» **PROVIDED INFORMATION**:

==*==

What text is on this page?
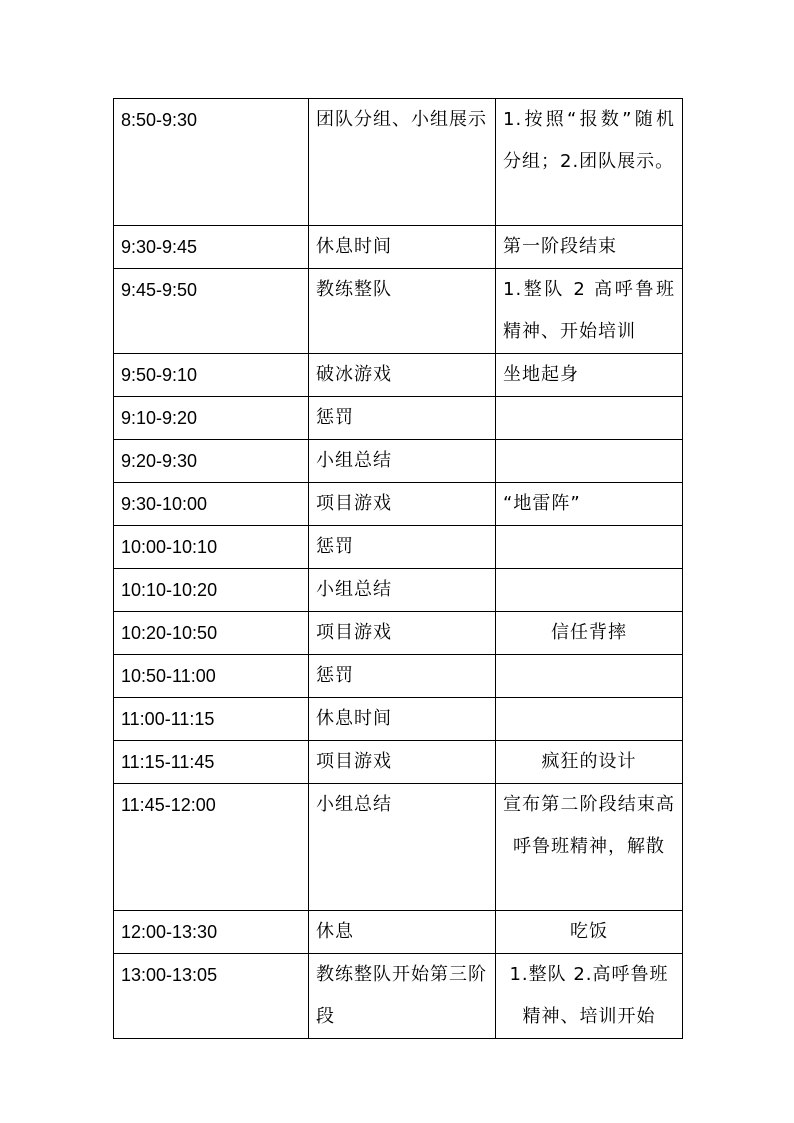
8:50-9:30	团队分组、小组展示	1.按照“报数”随机分组；2.团队展示。
9:30-9:45	休息时间	第一阶段结束
9:45-9:50	教练整队	1.整队 2 高呼鲁班精神、开始培训
9:50-9:10	破冰游戏	坐地起身
9:10-9:20	惩罚	
9:20-9:30	小组总结	
9:30-10:00	项目游戏	“地雷阵”
10:00-10:10	惩罚	
10:10-10:20	小组总结	
10:20-10:50	项目游戏	信任背摔
10:50-11:00	惩罚	
11:00-11:15	休息时间	
11:15-11:45	项目游戏	疯狂的设计
11:45-12:00	小组总结	宣布第二阶段结束高呼鲁班精神，解散
12:00-13:30	休息	吃饭
13:00-13:05	教练整队开始第三阶段	1.整队 2.高呼鲁班精神、培训开始
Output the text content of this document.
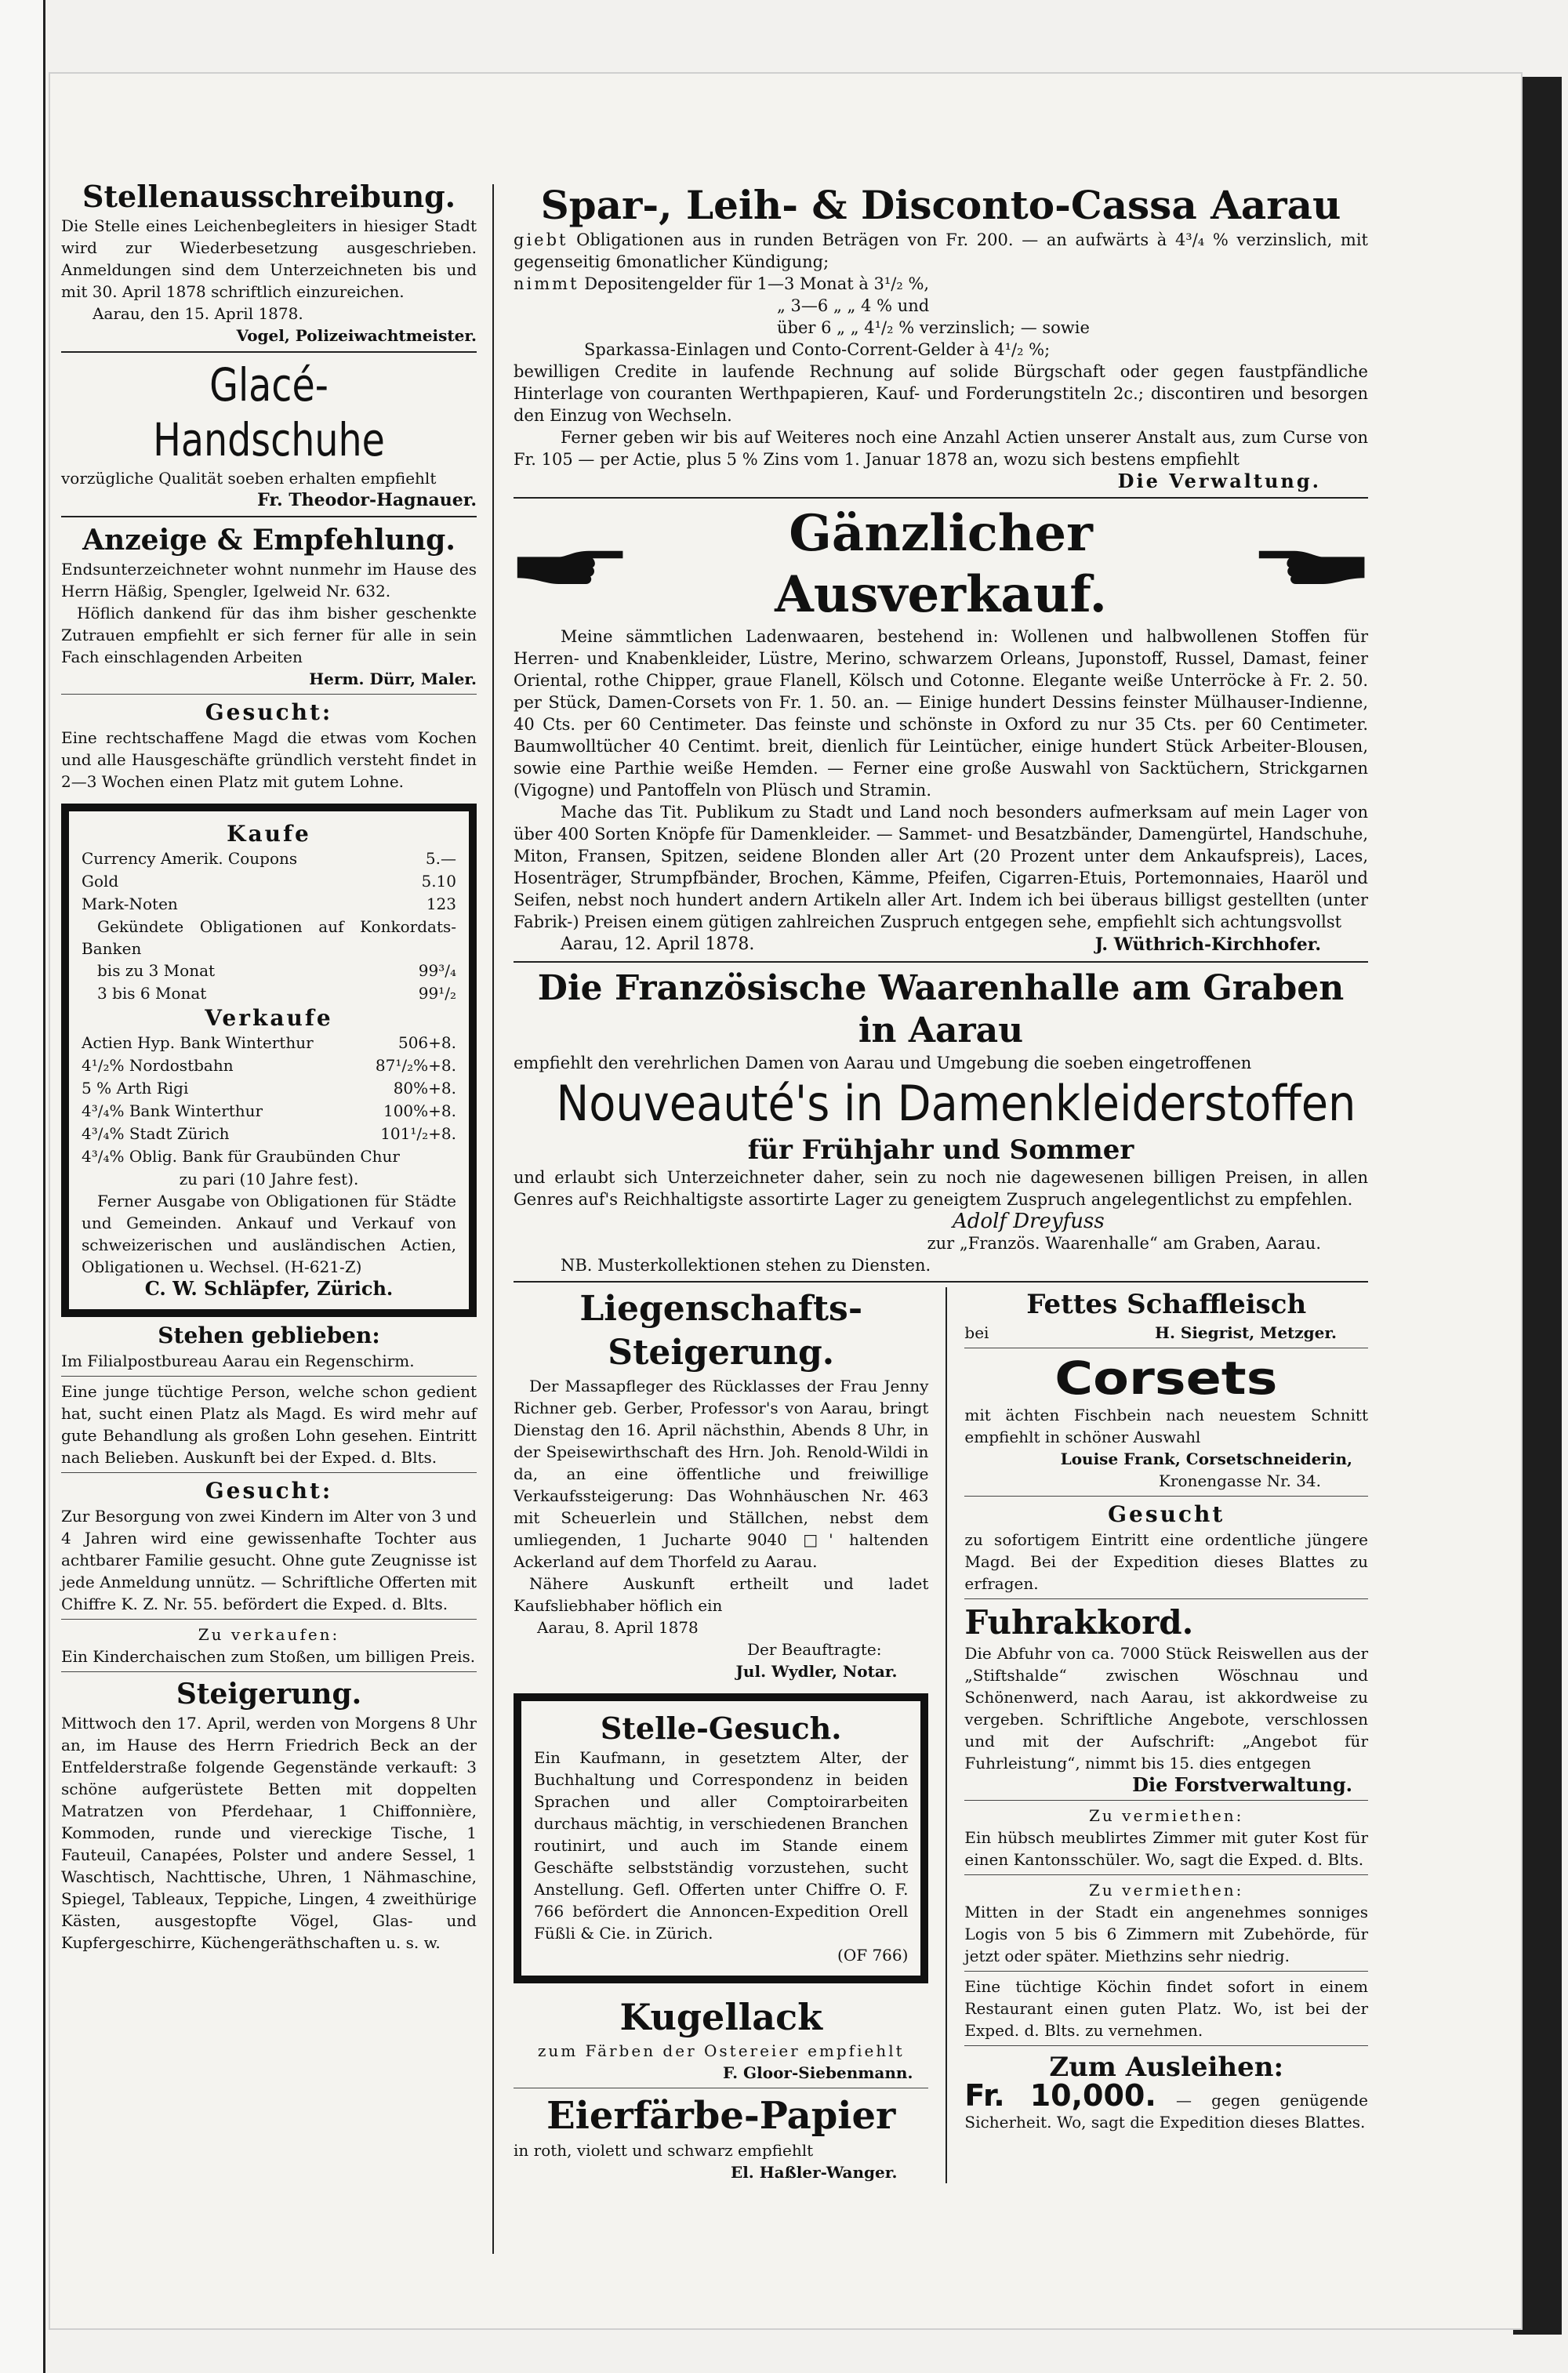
Stellenausschreibung.

Die Stelle eines Leichenbegleiters in hiesiger Stadt wird zur Wiederbesetzung ausgeschrieben. Anmeldungen sind dem Unterzeichneten bis und mit 30. April 1878 schriftlich einzureichen.

Aarau, den 15. April 1878.

Vogel, Polizeiwachtmeister.

Glacé-Handschuhe

vorzügliche Qualität soeben erhalten empfiehlt

Fr. Theodor-Hagnauer.

Anzeige & Empfehlung.

Endsunterzeichneter wohnt nunmehr im Hause des Herrn Häßig, Spengler, Igelweid Nr. 632.

Höflich dankend für das ihm bisher geschenkte Zutrauen empfiehlt er sich ferner für alle in sein Fach einschlagenden Arbeiten

Herm. Dürr, Maler.

Gesucht:

Eine rechtschaffene Magd die etwas vom Kochen und alle Hausgeschäfte gründlich versteht findet in 2—3 Wochen einen Platz mit gutem Lohne.

Kaufe
Currency Amerik. Coupons	5.—
Gold	5.10
Mark-Noten	123

Gekündete Obligationen auf Konkordats-Banken

bis zu 3 Monat	99³/₄
3 bis 6 Monat	99¹/₂
Verkaufe
Actien Hyp. Bank Winterthur	506+8.
4¹/₂% Nordostbahn	87¹/₂%+8.
5 % Arth Rigi	80%+8.
4³/₄% Bank Winterthur	100%+8.
4³/₄% Stadt Zürich	101¹/₂+8.
4³/₄% Oblig. Bank für Graubünden Chur

zu pari (10 Jahre fest).

Ferner Ausgabe von Obligationen für Städte und Gemeinden. Ankauf und Verkauf von schweizerischen und ausländischen Actien, Obligationen u. Wechsel. (H-621-Z)

C. W. Schläpfer, Zürich.

Stehen geblieben:

Im Filialpostbureau Aarau ein Regenschirm.

Eine junge tüchtige Person, welche schon gedient hat, sucht einen Platz als Magd. Es wird mehr auf gute Behandlung als großen Lohn gesehen. Eintritt nach Belieben. Auskunft bei der Exped. d. Blts.

Gesucht:

Zur Besorgung von zwei Kindern im Alter von 3 und 4 Jahren wird eine gewissenhafte Tochter aus achtbarer Familie gesucht. Ohne gute Zeugnisse ist jede Anmeldung unnütz. — Schriftliche Offerten mit Chiffre K. Z. Nr. 55. befördert die Exped. d. Blts.

Zu verkaufen:

Ein Kinderchaischen zum Stoßen, um billigen Preis.

Steigerung.

Mittwoch den 17. April, werden von Morgens 8 Uhr an, im Hause des Herrn Friedrich Beck an der Entfelderstraße folgende Gegenstände verkauft: 3 schöne aufgerüstete Betten mit doppelten Matratzen von Pferdehaar, 1 Chiffonnière, Kommoden, runde und viereckige Tische, 1 Fauteuil, Canapées, Polster und andere Sessel, 1 Waschtisch, Nachttische, Uhren, 1 Nähmaschine, Spiegel, Tableaux, Teppiche, Lingen, 4 zweithürige Kästen, ausgestopfte Vögel, Glas- und Kupfergeschirre, Küchengeräthschaften u. s. w.

Spar-, Leih- & Disconto-Cassa Aarau

giebt Obligationen aus in runden Beträgen von Fr. 200. — an aufwärts à 4³/₄ % verzinslich, mit gegenseitig 6monatlicher Kündigung;

nimmt Depositengelder für 1—3 Monat à 3¹/₂ %,

„ 3—6 „ „ 4 % und

über 6 „ „ 4¹/₂ % verzinslich; — sowie

Sparkassa-Einlagen und Conto-Corrent-Gelder à 4¹/₂ %;

bewilligen Credite in laufende Rechnung auf solide Bürgschaft oder gegen faustpfändliche Hinterlage von couranten Werthpapieren, Kauf- und Forderungstiteln 2c.; discontiren und besorgen den Einzug von Wechseln.

Ferner geben wir bis auf Weiteres noch eine Anzahl Actien unserer Anstalt aus, zum Curse von Fr. 105 — per Actie, plus 5 % Zins vom 1. Januar 1878 an, wozu sich bestens empfiehlt

Die Verwaltung.

Gänzlicher Ausverkauf.

Meine sämmtlichen Ladenwaaren, bestehend in: Wollenen und halbwollenen Stoffen für Herren- und Knabenkleider, Lüstre, Merino, schwarzem Orleans, Juponstoff, Russel, Damast, feiner Oriental, rothe Chipper, graue Flanell, Kölsch und Cotonne. Elegante weiße Unterröcke à Fr. 2. 50. per Stück, Damen-Corsets von Fr. 1. 50. an. — Einige hundert Dessins feinster Mülhauser-Indienne, 40 Cts. per 60 Centimeter. Das feinste und schönste in Oxford zu nur 35 Cts. per 60 Centimeter. Baumwolltücher 40 Centimt. breit, dienlich für Leintücher, einige hundert Stück Arbeiter-Blousen, sowie eine Parthie weiße Hemden. — Ferner eine große Auswahl von Sacktüchern, Strickgarnen (Vigogne) und Pantoffeln von Plüsch und Stramin.

Mache das Tit. Publikum zu Stadt und Land noch besonders aufmerksam auf mein Lager von über 400 Sorten Knöpfe für Damenkleider. — Sammet- und Besatzbänder, Damengürtel, Handschuhe, Miton, Fransen, Spitzen, seidene Blonden aller Art (20 Prozent unter dem Ankaufspreis), Laces, Hosenträger, Strumpfbänder, Brochen, Kämme, Pfeifen, Cigarren-Etuis, Portemonnaies, Haaröl und Seifen, nebst noch hundert andern Artikeln aller Art. Indem ich bei überaus billigst gestellten (unter Fabrik-) Preisen einem gütigen zahlreichen Zuspruch entgegen sehe, empfiehlt sich achtungsvollst

Aarau, 12. April 1878.	J. Wüthrich-Kirchhofer.
Die Französische Waarenhalle am Graben in Aarau

empfiehlt den verehrlichen Damen von Aarau und Umgebung die soeben eingetroffenen

Nouveauté's in Damenkleiderstoffen
für Frühjahr und Sommer

und erlaubt sich Unterzeichneter daher, sein zu noch nie dagewesenen billigen Preisen, in allen Genres auf's Reichhaltigste assortirte Lager zu geneigtem Zuspruch angelegentlichst zu empfehlen.

Adolf Dreyfuss

zur „Französ. Waarenhalle“ am Graben, Aarau.

NB. Musterkollektionen stehen zu Diensten.

Liegenschafts-Steigerung.

Der Massapfleger des Rücklasses der Frau Jenny Richner geb. Gerber, Professor's von Aarau, bringt Dienstag den 16. April nächsthin, Abends 8 Uhr, in der Speisewirthschaft des Hrn. Joh. Renold-Wildi in da, an eine öffentliche und freiwillige Verkaufssteigerung: Das Wohnhäuschen Nr. 463 mit Scheuerlein und Ställchen, nebst dem umliegenden, 1 Jucharte 9040 □' haltenden Ackerland auf dem Thorfeld zu Aarau.

Nähere Auskunft ertheilt und ladet Kaufsliebhaber höflich ein

Aarau, 8. April 1878

Der Beauftragte:

Jul. Wydler, Notar.

Stelle-Gesuch.

Ein Kaufmann, in gesetztem Alter, der Buchhaltung und Correspondenz in beiden Sprachen und aller Comptoirarbeiten durchaus mächtig, in verschiedenen Branchen routinirt, und auch im Stande einem Geschäfte selbstständig vorzustehen, sucht Anstellung. Gefl. Offerten unter Chiffre O. F. 766 befördert die Annoncen-Expedition Orell Füßli & Cie. in Zürich.

(OF 766)

Kugellack

zum Färben der Ostereier empfiehlt

F. Gloor-Siebenmann.

Eierfärbe-Papier

in roth, violett und schwarz empfiehlt

El. Haßler-Wanger.

Fettes Schaffleisch
bei	H. Siegrist, Metzger.
Corsets

mit ächten Fischbein nach neuestem Schnitt empfiehlt in schöner Auswahl

Louise Frank, Corsetschneiderin,

Kronengasse Nr. 34.

Gesucht

zu sofortigem Eintritt eine ordentliche jüngere Magd. Bei der Expedition dieses Blattes zu erfragen.

Fuhrakkord.

Die Abfuhr von ca. 7000 Stück Reiswellen aus der „Stiftshalde“ zwischen Wöschnau und Schönenwerd, nach Aarau, ist akkordweise zu vergeben. Schriftliche Angebote, verschlossen und mit der Aufschrift: „Angebot für Fuhrleistung“, nimmt bis 15. dies entgegen

Die Forstverwaltung.

Zu vermiethen:

Ein hübsch meublirtes Zimmer mit guter Kost für einen Kantonsschüler. Wo, sagt die Exped. d. Blts.

Zu vermiethen:

Mitten in der Stadt ein angenehmes sonniges Logis von 5 bis 6 Zimmern mit Zubehörde, für jetzt oder später. Miethzins sehr niedrig.

Eine tüchtige Köchin findet sofort in einem Restaurant einen guten Platz. Wo, ist bei der Exped. d. Blts. zu vernehmen.

Zum Ausleihen:

Fr. 10,000. — gegen genügende Sicherheit. Wo, sagt die Expedition dieses Blattes.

==*==

» **REQUIREMENT**:
Which lines contain "Eintritt"? Copy each of them out.

» **ANSWER TO THE EXERCISE**:
Eine junge tüchtige Person, welche schon gedient hat, sucht einen Platz als Magd. Es wird mehr auf gute Behandlung als großen Lohn gesehen. Eintritt nach Belieben. Auskunft bei der Exped. d. Blts.
zu sofortigem Eintritt eine ordentliche jüngere Magd. Bei der Expedition dieses Blattes zu erfragen.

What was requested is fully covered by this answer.